--- BEGIN Data to use ---

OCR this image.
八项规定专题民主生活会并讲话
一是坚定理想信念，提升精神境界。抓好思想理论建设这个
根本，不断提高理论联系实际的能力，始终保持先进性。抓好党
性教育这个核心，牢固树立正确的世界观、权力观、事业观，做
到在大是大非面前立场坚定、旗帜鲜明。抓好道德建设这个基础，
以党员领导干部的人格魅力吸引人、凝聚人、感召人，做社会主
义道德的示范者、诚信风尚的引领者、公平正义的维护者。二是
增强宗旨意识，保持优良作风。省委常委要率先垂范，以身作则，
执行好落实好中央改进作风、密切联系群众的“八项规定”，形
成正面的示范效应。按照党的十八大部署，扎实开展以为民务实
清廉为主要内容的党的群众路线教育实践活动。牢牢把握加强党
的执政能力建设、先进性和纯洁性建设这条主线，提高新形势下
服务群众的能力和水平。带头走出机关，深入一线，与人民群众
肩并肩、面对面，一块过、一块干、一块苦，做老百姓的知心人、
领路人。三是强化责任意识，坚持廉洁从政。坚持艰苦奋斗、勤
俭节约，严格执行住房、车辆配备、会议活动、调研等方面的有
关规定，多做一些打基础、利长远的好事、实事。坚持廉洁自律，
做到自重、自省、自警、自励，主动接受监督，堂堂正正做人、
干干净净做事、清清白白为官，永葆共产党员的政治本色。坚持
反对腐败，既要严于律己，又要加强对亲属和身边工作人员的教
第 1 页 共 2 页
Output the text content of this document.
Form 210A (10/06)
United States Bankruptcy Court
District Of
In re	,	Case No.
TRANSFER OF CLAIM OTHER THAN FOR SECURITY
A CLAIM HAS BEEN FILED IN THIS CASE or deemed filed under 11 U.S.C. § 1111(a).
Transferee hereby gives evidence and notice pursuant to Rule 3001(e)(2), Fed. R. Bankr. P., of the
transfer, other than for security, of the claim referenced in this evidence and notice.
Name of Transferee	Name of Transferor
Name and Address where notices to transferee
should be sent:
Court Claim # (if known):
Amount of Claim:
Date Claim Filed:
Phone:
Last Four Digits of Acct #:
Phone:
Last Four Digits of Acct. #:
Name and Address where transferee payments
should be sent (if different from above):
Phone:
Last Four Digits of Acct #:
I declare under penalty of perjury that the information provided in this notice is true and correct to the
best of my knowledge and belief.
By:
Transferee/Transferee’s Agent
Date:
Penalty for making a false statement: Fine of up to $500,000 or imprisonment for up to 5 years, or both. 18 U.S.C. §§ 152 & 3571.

--- END Data to use ---

Exercise instructions |
Output all of the material, please, exactly as it stands.

Written solution |
OCR this image.
八项规定专题民主生活会并讲话
一是坚定理想信念，提升精神境界。抓好思想理论建设这个
根本，不断提高理论联系实际的能力，始终保持先进性。抓好党
性教育这个核心，牢固树立正确的世界观、权力观、事业观，做
到在大是大非面前立场坚定、旗帜鲜明。抓好道德建设这个基础，
以党员领导干部的人格魅力吸引人、凝聚人、感召人，做社会主
义道德的示范者、诚信风尚的引领者、公平正义的维护者。二是
增强宗旨意识，保持优良作风。省委常委要率先垂范，以身作则，
执行好落实好中央改进作风、密切联系群众的“八项规定”，形
成正面的示范效应。按照党的十八大部署，扎实开展以为民务实
清廉为主要内容的党的群众路线教育实践活动。牢牢把握加强党
的执政能力建设、先进性和纯洁性建设这条主线，提高新形势下
服务群众的能力和水平。带头走出机关，深入一线，与人民群众
肩并肩、面对面，一块过、一块干、一块苦，做老百姓的知心人、
领路人。三是强化责任意识，坚持廉洁从政。坚持艰苦奋斗、勤
俭节约，严格执行住房、车辆配备、会议活动、调研等方面的有
关规定，多做一些打基础、利长远的好事、实事。坚持廉洁自律，
做到自重、自省、自警、自励，主动接受监督，堂堂正正做人、
干干净净做事、清清白白为官，永葆共产党员的政治本色。坚持
反对腐败，既要严于律己，又要加强对亲属和身边工作人员的教
第 1 页 共 2 页
Output the text content of this document.
Form 210A (10/06)
United States Bankruptcy Court
District Of
In re	,	Case No.
TRANSFER OF CLAIM OTHER THAN FOR SECURITY
A CLAIM HAS BEEN FILED IN THIS CASE or deemed filed under 11 U.S.C. § 1111(a).
Transferee hereby gives evidence and notice pursuant to Rule 3001(e)(2), Fed. R. Bankr. P., of the
transfer, other than for security, of the claim referenced in this evidence and notice.
Name of Transferee	Name of Transferor
Name and Address where notices to transferee
should be sent:
Court Claim # (if known):
Amount of Claim:
Date Claim Filed:
Phone:
Last Four Digits of Acct #:
Phone:
Last Four Digits of Acct. #:
Name and Address where transferee payments
should be sent (if different from above):
Phone:
Last Four Digits of Acct #:
I declare under penalty of perjury that the information provided in this notice is true and correct to the
best of my knowledge and belief.
By:
Transferee/Transferee’s Agent
Date:
Penalty for making a false statement: Fine of up to $500,000 or imprisonment for up to 5 years, or both. 18 U.S.C. §§ 152 & 3571.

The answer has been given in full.